== DESCRIPTION OF THE TASK ==
Please write out the material below exactly as given.

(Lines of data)
++++
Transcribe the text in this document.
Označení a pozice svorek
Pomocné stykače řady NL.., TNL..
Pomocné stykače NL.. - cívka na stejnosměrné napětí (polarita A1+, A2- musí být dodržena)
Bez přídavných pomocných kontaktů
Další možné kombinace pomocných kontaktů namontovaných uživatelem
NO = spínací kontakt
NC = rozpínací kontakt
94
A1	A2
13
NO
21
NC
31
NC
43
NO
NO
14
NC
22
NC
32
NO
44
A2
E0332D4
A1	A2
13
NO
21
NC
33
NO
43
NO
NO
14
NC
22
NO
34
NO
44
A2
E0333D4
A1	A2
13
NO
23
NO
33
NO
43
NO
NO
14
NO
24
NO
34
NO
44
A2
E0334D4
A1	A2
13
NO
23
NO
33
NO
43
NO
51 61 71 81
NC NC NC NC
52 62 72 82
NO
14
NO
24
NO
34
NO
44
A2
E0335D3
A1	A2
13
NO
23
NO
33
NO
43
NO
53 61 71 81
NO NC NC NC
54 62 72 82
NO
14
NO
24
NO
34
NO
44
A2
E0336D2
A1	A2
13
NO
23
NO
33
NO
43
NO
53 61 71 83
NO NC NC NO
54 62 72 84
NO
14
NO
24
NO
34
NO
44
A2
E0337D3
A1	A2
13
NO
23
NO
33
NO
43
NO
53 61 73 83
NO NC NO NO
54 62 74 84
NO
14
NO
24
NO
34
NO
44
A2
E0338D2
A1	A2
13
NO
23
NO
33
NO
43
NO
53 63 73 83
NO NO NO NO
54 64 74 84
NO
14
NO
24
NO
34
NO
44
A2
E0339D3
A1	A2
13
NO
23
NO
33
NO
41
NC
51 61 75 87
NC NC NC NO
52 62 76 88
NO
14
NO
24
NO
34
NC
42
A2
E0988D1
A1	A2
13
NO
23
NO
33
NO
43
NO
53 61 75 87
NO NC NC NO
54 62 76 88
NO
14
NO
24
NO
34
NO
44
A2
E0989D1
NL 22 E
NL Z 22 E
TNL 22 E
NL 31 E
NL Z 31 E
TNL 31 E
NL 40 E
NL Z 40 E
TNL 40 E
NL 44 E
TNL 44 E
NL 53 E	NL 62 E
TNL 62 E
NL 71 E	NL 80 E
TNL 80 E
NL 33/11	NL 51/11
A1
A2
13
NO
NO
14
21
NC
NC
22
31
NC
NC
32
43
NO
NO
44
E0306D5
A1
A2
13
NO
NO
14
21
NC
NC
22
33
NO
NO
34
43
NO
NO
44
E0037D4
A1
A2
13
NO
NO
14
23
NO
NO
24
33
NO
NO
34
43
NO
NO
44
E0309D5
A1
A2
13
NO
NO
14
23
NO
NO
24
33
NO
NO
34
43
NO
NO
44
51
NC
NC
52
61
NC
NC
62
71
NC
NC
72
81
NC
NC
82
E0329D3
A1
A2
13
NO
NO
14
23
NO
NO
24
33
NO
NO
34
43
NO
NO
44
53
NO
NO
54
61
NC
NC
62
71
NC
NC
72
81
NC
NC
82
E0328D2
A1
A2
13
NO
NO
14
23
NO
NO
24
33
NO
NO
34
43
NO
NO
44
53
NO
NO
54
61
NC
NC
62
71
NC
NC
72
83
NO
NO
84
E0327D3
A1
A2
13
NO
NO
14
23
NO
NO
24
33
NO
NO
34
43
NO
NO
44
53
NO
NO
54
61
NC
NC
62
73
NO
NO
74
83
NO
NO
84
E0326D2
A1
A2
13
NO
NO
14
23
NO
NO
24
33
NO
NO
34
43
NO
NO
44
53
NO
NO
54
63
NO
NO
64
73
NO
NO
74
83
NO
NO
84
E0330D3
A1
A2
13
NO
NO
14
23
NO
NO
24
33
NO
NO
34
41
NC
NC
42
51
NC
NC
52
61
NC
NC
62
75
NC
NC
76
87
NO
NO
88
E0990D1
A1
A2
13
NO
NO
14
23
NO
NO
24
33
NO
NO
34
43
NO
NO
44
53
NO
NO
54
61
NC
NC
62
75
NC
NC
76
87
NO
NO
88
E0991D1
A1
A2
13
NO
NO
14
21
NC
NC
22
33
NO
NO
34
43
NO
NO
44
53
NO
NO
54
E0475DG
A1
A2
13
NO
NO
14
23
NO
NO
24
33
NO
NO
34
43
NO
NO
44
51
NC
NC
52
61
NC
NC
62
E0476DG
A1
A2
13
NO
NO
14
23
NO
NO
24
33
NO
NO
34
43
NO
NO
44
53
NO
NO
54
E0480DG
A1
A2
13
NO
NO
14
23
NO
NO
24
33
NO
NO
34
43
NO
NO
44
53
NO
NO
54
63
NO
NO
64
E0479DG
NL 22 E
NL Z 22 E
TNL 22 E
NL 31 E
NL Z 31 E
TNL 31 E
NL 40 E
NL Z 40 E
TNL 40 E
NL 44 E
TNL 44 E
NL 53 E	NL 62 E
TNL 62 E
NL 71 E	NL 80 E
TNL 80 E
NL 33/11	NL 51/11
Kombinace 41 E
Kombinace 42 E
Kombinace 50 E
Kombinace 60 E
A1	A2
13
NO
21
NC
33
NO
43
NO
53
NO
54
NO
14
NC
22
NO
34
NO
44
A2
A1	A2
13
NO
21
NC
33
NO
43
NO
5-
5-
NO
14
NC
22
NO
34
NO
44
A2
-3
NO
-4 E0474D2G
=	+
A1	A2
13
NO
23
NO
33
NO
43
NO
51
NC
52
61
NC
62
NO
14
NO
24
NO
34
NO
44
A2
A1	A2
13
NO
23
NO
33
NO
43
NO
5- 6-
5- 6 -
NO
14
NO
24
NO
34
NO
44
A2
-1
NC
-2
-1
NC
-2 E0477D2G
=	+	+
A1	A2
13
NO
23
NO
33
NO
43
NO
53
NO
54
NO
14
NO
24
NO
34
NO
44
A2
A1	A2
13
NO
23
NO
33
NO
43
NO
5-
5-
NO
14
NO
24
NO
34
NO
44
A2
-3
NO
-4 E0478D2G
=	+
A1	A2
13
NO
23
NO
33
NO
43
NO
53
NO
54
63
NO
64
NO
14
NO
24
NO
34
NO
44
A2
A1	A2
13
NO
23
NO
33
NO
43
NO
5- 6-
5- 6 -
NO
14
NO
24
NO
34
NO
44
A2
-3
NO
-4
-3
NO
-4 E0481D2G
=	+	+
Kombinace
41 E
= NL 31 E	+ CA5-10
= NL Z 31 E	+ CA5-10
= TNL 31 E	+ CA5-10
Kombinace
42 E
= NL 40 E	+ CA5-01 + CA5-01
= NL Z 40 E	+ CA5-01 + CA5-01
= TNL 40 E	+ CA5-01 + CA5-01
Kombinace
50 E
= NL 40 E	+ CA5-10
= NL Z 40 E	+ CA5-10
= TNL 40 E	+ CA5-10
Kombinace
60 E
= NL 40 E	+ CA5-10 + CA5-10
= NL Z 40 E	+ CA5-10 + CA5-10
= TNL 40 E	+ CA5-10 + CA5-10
++++
== IN RESPONSE ==
Transcribe the text in this document.
Označení a pozice svorek
Pomocné stykače řady NL.., TNL..
Pomocné stykače NL.. - cívka na stejnosměrné napětí (polarita A1+, A2- musí být dodržena)
Bez přídavných pomocných kontaktů
Další možné kombinace pomocných kontaktů namontovaných uživatelem
NO = spínací kontakt
NC = rozpínací kontakt
94
A1	A2
13
NO
21
NC
31
NC
43
NO
NO
14
NC
22
NC
32
NO
44
A2
E0332D4
A1	A2
13
NO
21
NC
33
NO
43
NO
NO
14
NC
22
NO
34
NO
44
A2
E0333D4
A1	A2
13
NO
23
NO
33
NO
43
NO
NO
14
NO
24
NO
34
NO
44
A2
E0334D4
A1	A2
13
NO
23
NO
33
NO
43
NO
51 61 71 81
NC NC NC NC
52 62 72 82
NO
14
NO
24
NO
34
NO
44
A2
E0335D3
A1	A2
13
NO
23
NO
33
NO
43
NO
53 61 71 81
NO NC NC NC
54 62 72 82
NO
14
NO
24
NO
34
NO
44
A2
E0336D2
A1	A2
13
NO
23
NO
33
NO
43
NO
53 61 71 83
NO NC NC NO
54 62 72 84
NO
14
NO
24
NO
34
NO
44
A2
E0337D3
A1	A2
13
NO
23
NO
33
NO
43
NO
53 61 73 83
NO NC NO NO
54 62 74 84
NO
14
NO
24
NO
34
NO
44
A2
E0338D2
A1	A2
13
NO
23
NO
33
NO
43
NO
53 63 73 83
NO NO NO NO
54 64 74 84
NO
14
NO
24
NO
34
NO
44
A2
E0339D3
A1	A2
13
NO
23
NO
33
NO
41
NC
51 61 75 87
NC NC NC NO
52 62 76 88
NO
14
NO
24
NO
34
NC
42
A2
E0988D1
A1	A2
13
NO
23
NO
33
NO
43
NO
53 61 75 87
NO NC NC NO
54 62 76 88
NO
14
NO
24
NO
34
NO
44
A2
E0989D1
NL 22 E
NL Z 22 E
TNL 22 E
NL 31 E
NL Z 31 E
TNL 31 E
NL 40 E
NL Z 40 E
TNL 40 E
NL 44 E
TNL 44 E
NL 53 E	NL 62 E
TNL 62 E
NL 71 E	NL 80 E
TNL 80 E
NL 33/11	NL 51/11
A1
A2
13
NO
NO
14
21
NC
NC
22
31
NC
NC
32
43
NO
NO
44
E0306D5
A1
A2
13
NO
NO
14
21
NC
NC
22
33
NO
NO
34
43
NO
NO
44
E0037D4
A1
A2
13
NO
NO
14
23
NO
NO
24
33
NO
NO
34
43
NO
NO
44
E0309D5
A1
A2
13
NO
NO
14
23
NO
NO
24
33
NO
NO
34
43
NO
NO
44
51
NC
NC
52
61
NC
NC
62
71
NC
NC
72
81
NC
NC
82
E0329D3
A1
A2
13
NO
NO
14
23
NO
NO
24
33
NO
NO
34
43
NO
NO
44
53
NO
NO
54
61
NC
NC
62
71
NC
NC
72
81
NC
NC
82
E0328D2
A1
A2
13
NO
NO
14
23
NO
NO
24
33
NO
NO
34
43
NO
NO
44
53
NO
NO
54
61
NC
NC
62
71
NC
NC
72
83
NO
NO
84
E0327D3
A1
A2
13
NO
NO
14
23
NO
NO
24
33
NO
NO
34
43
NO
NO
44
53
NO
NO
54
61
NC
NC
62
73
NO
NO
74
83
NO
NO
84
E0326D2
A1
A2
13
NO
NO
14
23
NO
NO
24
33
NO
NO
34
43
NO
NO
44
53
NO
NO
54
63
NO
NO
64
73
NO
NO
74
83
NO
NO
84
E0330D3
A1
A2
13
NO
NO
14
23
NO
NO
24
33
NO
NO
34
41
NC
NC
42
51
NC
NC
52
61
NC
NC
62
75
NC
NC
76
87
NO
NO
88
E0990D1
A1
A2
13
NO
NO
14
23
NO
NO
24
33
NO
NO
34
43
NO
NO
44
53
NO
NO
54
61
NC
NC
62
75
NC
NC
76
87
NO
NO
88
E0991D1
A1
A2
13
NO
NO
14
21
NC
NC
22
33
NO
NO
34
43
NO
NO
44
53
NO
NO
54
E0475DG
A1
A2
13
NO
NO
14
23
NO
NO
24
33
NO
NO
34
43
NO
NO
44
51
NC
NC
52
61
NC
NC
62
E0476DG
A1
A2
13
NO
NO
14
23
NO
NO
24
33
NO
NO
34
43
NO
NO
44
53
NO
NO
54
E0480DG
A1
A2
13
NO
NO
14
23
NO
NO
24
33
NO
NO
34
43
NO
NO
44
53
NO
NO
54
63
NO
NO
64
E0479DG
NL 22 E
NL Z 22 E
TNL 22 E
NL 31 E
NL Z 31 E
TNL 31 E
NL 40 E
NL Z 40 E
TNL 40 E
NL 44 E
TNL 44 E
NL 53 E	NL 62 E
TNL 62 E
NL 71 E	NL 80 E
TNL 80 E
NL 33/11	NL 51/11
Kombinace 41 E
Kombinace 42 E
Kombinace 50 E
Kombinace 60 E
A1	A2
13
NO
21
NC
33
NO
43
NO
53
NO
54
NO
14
NC
22
NO
34
NO
44
A2
A1	A2
13
NO
21
NC
33
NO
43
NO
5-
5-
NO
14
NC
22
NO
34
NO
44
A2
-3
NO
-4 E0474D2G
=	+
A1	A2
13
NO
23
NO
33
NO
43
NO
51
NC
52
61
NC
62
NO
14
NO
24
NO
34
NO
44
A2
A1	A2
13
NO
23
NO
33
NO
43
NO
5- 6-
5- 6 -
NO
14
NO
24
NO
34
NO
44
A2
-1
NC
-2
-1
NC
-2 E0477D2G
=	+	+
A1	A2
13
NO
23
NO
33
NO
43
NO
53
NO
54
NO
14
NO
24
NO
34
NO
44
A2
A1	A2
13
NO
23
NO
33
NO
43
NO
5-
5-
NO
14
NO
24
NO
34
NO
44
A2
-3
NO
-4 E0478D2G
=	+
A1	A2
13
NO
23
NO
33
NO
43
NO
53
NO
54
63
NO
64
NO
14
NO
24
NO
34
NO
44
A2
A1	A2
13
NO
23
NO
33
NO
43
NO
5- 6-
5- 6 -
NO
14
NO
24
NO
34
NO
44
A2
-3
NO
-4
-3
NO
-4 E0481D2G
=	+	+
Kombinace
41 E
= NL 31 E	+ CA5-10
= NL Z 31 E	+ CA5-10
= TNL 31 E	+ CA5-10
Kombinace
42 E
= NL 40 E	+ CA5-01 + CA5-01
= NL Z 40 E	+ CA5-01 + CA5-01
= TNL 40 E	+ CA5-01 + CA5-01
Kombinace
50 E
= NL 40 E	+ CA5-10
= NL Z 40 E	+ CA5-10
= TNL 40 E	+ CA5-10
Kombinace
60 E
= NL 40 E	+ CA5-10 + CA5-10
= NL Z 40 E	+ CA5-10 + CA5-10
= TNL 40 E	+ CA5-10 + CA5-10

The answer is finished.